Collected data
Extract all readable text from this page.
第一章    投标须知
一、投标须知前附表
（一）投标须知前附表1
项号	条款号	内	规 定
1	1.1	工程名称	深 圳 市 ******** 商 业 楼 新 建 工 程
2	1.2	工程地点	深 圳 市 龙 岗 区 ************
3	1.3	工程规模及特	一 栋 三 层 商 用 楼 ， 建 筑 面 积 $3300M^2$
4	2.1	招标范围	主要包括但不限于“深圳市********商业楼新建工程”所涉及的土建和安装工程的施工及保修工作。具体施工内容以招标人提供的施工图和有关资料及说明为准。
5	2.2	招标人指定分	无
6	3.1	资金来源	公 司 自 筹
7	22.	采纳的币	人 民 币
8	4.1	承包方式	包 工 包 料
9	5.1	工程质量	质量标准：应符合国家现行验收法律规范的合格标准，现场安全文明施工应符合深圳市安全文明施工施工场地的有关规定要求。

* * *

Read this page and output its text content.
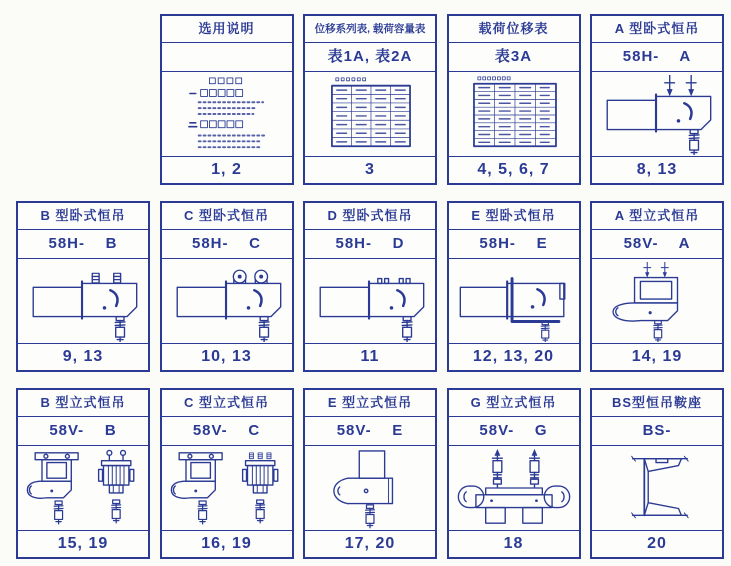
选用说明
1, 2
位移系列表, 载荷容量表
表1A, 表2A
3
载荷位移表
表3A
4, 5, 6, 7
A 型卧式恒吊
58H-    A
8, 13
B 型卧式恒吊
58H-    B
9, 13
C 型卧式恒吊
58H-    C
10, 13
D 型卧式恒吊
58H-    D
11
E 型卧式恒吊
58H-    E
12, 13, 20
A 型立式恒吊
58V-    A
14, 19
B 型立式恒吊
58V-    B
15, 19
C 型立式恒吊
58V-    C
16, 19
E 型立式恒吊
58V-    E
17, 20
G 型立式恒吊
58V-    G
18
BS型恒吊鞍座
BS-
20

Job> Copy each line above containing the string "page".

Answer to the problem>
Extract all readable text from this page.
Read this page and output its text content.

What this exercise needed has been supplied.